Set problem ▸ Reproduce each line that includes the word "name".
* start *
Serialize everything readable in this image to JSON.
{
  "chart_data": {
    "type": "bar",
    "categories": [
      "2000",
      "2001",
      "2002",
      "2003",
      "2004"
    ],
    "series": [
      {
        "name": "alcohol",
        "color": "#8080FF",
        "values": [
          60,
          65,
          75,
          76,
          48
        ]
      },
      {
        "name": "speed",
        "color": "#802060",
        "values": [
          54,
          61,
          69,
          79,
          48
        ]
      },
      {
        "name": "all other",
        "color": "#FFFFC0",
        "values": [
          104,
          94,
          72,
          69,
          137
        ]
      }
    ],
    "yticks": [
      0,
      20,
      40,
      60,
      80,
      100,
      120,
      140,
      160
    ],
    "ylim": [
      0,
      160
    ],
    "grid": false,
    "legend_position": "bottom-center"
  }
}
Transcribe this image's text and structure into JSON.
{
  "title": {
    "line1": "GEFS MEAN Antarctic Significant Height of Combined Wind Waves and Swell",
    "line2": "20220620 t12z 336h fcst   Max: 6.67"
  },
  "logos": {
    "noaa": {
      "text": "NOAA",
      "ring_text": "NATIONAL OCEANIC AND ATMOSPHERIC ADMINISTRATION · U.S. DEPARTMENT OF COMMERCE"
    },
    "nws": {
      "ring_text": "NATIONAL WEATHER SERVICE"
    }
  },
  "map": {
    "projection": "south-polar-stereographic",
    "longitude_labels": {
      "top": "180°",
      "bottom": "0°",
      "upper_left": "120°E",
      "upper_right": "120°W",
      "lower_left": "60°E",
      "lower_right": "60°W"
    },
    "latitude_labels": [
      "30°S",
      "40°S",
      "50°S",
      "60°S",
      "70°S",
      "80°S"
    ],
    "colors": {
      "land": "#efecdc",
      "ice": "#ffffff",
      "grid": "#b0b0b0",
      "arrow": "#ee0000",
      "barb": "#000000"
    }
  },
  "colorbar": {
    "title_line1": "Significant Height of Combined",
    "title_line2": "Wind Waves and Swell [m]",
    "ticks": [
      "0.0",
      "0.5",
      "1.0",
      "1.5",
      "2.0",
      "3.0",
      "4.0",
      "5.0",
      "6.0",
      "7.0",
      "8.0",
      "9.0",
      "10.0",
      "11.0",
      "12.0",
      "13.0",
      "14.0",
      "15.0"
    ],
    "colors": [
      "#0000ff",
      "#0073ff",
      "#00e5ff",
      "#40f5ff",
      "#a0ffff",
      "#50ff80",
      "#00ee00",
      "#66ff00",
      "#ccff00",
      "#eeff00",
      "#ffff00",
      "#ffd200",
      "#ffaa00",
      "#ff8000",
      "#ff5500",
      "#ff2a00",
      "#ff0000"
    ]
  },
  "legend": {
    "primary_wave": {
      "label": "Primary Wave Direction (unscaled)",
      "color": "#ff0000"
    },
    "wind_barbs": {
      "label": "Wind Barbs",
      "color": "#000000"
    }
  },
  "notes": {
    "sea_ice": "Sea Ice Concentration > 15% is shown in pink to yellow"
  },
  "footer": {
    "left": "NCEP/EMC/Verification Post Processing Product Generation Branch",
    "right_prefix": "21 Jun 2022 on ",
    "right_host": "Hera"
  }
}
* end *
Output of the task ▸
        "name": "alcohol",
        "name": "speed",
        "name": "all other",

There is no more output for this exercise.